** START **
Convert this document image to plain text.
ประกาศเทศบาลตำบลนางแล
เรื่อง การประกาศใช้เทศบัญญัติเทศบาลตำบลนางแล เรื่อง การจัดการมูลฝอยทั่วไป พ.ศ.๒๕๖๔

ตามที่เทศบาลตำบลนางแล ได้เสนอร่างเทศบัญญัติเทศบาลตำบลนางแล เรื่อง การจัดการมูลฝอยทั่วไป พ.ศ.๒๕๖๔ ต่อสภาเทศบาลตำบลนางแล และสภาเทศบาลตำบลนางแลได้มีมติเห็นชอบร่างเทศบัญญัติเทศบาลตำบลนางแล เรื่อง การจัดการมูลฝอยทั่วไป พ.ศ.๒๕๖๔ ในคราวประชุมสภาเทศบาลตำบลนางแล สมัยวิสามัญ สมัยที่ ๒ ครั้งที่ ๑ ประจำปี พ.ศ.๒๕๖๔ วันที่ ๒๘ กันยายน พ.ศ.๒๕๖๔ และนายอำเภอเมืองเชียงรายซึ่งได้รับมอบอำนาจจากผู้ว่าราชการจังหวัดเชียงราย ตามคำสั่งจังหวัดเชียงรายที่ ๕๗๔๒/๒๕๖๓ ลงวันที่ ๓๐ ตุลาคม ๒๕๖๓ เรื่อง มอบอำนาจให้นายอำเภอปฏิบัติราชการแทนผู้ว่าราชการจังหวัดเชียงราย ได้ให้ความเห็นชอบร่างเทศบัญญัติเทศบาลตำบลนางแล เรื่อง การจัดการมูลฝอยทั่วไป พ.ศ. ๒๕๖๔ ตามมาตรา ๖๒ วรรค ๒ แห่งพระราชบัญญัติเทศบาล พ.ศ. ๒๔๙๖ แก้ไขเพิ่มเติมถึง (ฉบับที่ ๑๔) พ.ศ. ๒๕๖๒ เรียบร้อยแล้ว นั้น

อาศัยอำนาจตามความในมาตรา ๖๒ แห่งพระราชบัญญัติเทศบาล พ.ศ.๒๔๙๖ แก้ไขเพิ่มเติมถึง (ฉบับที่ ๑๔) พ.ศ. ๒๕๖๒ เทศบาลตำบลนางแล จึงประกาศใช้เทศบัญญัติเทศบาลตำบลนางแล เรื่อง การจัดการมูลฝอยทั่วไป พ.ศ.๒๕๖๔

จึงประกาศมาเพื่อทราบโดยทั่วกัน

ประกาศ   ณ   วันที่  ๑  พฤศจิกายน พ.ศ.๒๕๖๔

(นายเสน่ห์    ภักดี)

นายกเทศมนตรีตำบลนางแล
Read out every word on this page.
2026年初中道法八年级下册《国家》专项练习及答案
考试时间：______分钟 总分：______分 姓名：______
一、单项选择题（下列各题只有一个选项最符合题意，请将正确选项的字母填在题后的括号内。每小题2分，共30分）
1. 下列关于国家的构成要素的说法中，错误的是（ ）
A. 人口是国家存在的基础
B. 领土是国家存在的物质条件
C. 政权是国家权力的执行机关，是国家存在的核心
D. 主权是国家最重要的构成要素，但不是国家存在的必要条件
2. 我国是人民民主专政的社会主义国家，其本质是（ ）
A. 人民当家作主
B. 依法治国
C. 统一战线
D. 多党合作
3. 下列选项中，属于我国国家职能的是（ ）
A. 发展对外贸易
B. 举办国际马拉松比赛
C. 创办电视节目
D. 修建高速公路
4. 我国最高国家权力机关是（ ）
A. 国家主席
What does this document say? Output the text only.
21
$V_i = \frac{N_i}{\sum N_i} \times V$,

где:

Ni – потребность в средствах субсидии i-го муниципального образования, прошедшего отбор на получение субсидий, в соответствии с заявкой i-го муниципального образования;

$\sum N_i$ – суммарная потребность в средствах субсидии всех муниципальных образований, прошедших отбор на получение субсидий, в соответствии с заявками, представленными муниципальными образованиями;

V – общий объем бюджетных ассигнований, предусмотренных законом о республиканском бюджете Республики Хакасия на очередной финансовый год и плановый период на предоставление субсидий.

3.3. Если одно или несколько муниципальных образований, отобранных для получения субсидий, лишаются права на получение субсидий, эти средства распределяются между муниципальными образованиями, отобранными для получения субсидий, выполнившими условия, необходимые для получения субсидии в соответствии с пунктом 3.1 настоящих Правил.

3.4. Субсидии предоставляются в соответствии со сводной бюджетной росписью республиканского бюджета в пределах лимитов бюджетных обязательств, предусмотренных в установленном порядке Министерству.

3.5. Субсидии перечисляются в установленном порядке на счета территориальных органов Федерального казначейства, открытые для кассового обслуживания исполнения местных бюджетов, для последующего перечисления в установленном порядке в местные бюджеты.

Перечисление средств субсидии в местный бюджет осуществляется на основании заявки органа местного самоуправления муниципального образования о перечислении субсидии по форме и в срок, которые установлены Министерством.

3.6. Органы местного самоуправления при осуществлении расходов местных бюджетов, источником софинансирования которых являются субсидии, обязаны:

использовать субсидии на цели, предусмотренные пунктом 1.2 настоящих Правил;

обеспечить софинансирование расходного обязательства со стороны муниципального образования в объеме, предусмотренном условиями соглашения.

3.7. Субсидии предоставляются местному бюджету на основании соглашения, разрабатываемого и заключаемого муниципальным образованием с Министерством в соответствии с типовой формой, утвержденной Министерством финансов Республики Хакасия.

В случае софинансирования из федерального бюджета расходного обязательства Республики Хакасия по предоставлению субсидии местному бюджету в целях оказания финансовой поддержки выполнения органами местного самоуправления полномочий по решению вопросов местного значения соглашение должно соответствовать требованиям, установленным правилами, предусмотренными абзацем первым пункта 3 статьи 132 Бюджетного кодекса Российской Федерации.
** END **
Return the lines of the records that include the string "настоящих".

3.3. Если одно или несколько муниципальных образований, отобранных для получения субсидий, лишаются права на получение субсидий, эти средства распределяются между муниципальными образованиями, отобранными для получения субсидий, выполнившими условия, необходимые для получения субсидии в соответствии с пунктом 3.1 настоящих Правил.
использовать субсидии на цели, предусмотренные пунктом 1.2 настоящих Правил;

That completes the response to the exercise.